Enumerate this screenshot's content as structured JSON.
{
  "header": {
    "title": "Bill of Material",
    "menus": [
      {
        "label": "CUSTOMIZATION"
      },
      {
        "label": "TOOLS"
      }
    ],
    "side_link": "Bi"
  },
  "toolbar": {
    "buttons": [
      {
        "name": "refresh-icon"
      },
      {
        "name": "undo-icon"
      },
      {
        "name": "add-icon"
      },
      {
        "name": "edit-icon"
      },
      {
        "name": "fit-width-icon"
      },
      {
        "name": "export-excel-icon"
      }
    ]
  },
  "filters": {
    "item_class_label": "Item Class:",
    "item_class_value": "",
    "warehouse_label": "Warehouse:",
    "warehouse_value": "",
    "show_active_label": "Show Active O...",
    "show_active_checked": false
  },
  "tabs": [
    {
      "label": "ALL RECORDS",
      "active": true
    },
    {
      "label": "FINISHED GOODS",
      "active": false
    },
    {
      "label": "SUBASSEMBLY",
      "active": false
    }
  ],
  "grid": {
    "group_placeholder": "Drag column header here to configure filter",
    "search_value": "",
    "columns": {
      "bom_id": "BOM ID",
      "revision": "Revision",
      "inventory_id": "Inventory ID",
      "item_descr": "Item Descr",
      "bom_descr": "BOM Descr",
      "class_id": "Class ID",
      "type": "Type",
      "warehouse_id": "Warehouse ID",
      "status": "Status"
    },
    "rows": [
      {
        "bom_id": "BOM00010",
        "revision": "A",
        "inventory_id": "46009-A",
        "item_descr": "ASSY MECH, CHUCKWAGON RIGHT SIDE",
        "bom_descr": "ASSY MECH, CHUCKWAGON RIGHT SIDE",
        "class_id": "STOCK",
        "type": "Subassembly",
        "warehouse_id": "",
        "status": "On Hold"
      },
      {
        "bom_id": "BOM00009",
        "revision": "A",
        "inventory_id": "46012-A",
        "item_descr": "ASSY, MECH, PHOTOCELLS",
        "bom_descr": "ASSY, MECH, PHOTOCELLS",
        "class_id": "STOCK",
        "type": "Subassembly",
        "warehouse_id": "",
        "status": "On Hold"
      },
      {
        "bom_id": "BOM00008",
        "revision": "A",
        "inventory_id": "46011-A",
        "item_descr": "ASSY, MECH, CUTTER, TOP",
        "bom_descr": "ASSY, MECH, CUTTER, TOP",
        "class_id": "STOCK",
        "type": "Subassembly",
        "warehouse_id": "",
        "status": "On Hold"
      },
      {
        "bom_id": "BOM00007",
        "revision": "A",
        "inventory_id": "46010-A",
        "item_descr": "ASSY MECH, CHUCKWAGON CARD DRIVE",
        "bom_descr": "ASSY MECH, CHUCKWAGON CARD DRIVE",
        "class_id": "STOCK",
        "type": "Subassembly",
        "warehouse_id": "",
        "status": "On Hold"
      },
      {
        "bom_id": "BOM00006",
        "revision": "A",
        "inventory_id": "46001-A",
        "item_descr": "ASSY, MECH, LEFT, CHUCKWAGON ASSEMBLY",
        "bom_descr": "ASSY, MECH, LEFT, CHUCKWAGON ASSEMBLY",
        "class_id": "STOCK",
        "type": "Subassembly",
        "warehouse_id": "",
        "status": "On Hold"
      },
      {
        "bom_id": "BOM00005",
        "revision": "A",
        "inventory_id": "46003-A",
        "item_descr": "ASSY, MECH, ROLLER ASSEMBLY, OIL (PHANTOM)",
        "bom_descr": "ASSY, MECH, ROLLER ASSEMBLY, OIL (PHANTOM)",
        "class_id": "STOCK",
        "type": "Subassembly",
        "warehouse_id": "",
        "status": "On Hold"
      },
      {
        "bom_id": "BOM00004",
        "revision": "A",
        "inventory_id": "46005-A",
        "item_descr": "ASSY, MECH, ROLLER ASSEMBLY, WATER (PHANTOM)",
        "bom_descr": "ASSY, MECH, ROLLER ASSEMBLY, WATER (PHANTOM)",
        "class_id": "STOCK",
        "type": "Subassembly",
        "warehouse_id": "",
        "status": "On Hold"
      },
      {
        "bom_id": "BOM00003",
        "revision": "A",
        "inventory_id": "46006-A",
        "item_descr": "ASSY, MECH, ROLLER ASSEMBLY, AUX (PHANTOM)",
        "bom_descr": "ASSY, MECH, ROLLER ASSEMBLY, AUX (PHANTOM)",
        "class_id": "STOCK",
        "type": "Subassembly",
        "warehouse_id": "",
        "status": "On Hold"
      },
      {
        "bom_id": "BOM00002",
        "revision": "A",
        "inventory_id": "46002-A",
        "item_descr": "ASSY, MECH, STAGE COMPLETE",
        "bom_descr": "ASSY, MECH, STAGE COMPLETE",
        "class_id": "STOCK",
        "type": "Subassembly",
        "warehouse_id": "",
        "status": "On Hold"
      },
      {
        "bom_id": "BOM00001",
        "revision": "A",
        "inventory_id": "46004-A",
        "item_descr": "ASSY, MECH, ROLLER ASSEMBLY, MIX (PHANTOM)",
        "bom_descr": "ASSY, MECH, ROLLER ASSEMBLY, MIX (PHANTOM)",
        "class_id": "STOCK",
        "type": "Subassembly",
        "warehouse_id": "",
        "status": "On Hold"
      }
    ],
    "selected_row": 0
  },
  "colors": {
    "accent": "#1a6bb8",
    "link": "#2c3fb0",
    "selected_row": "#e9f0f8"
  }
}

------------------------------------------------------------------------

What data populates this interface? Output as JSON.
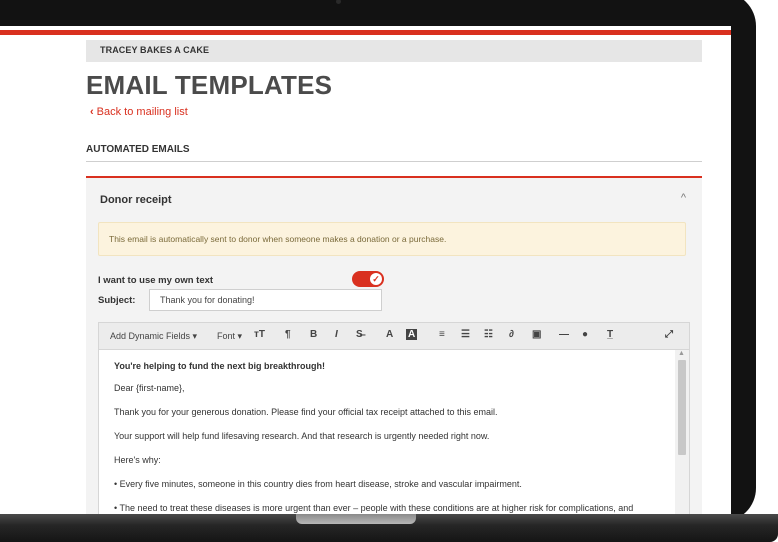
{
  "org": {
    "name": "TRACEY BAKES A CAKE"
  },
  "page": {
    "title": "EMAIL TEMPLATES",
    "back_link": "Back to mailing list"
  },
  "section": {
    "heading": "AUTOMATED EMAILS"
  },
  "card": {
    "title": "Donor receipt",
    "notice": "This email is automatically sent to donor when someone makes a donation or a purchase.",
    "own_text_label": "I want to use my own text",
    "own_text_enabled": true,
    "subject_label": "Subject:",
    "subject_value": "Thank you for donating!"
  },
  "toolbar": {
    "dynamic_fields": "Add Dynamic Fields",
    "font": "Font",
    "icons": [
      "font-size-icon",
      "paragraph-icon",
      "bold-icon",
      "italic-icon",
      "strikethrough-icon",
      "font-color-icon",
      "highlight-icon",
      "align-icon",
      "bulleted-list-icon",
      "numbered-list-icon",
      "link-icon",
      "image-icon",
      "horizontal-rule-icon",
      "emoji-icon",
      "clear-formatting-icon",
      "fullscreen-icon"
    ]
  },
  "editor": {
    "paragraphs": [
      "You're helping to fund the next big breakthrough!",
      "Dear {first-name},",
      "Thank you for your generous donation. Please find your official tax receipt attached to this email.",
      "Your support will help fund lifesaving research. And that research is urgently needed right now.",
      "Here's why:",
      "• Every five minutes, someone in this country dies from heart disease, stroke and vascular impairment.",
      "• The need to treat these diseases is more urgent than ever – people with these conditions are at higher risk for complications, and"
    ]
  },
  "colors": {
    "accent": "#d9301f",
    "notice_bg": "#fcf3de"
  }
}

------------------------------------------------------------------------

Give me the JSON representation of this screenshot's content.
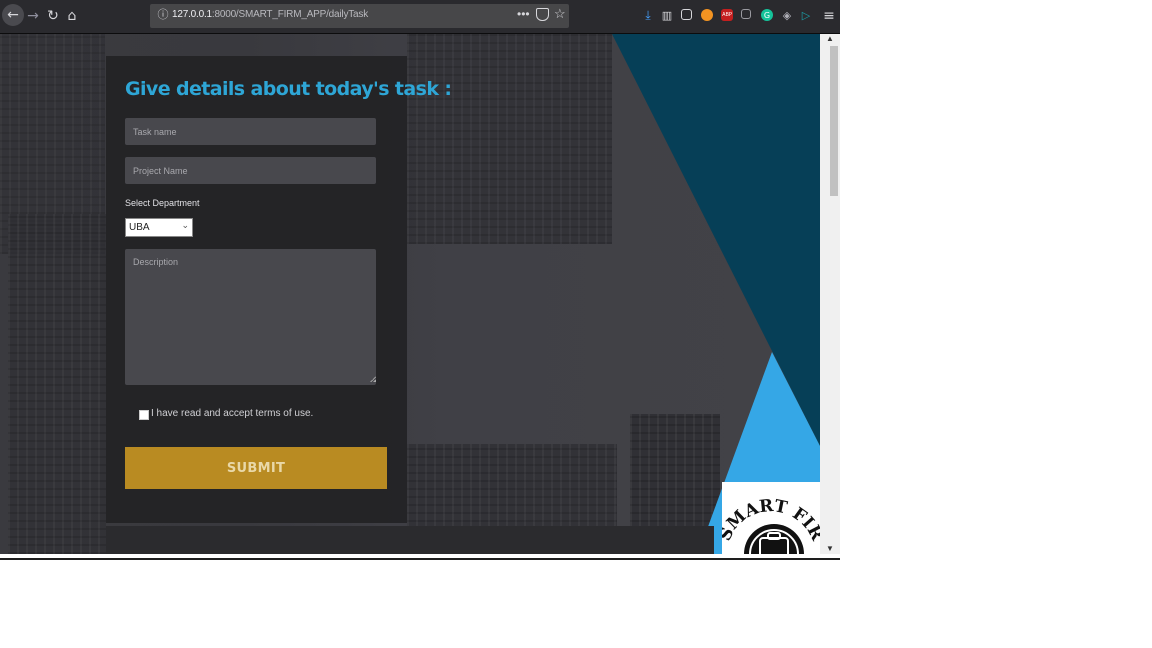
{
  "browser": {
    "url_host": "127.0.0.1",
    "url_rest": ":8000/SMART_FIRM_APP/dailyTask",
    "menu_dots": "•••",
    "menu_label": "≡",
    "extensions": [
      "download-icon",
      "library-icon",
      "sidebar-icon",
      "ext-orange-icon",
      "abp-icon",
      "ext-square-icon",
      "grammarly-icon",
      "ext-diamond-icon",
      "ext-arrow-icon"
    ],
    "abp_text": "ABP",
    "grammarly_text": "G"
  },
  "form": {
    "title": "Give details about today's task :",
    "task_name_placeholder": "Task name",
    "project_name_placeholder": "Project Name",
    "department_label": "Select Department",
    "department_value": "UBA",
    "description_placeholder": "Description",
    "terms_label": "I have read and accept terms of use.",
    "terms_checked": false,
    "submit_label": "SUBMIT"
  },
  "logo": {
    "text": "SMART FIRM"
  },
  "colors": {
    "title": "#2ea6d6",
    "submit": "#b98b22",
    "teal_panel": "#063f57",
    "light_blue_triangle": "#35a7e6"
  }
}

------------------------------------------------------------------------

What to produce: In the entries above, count every line containing the word "receipt". Write only the total.

Reply to the task: 2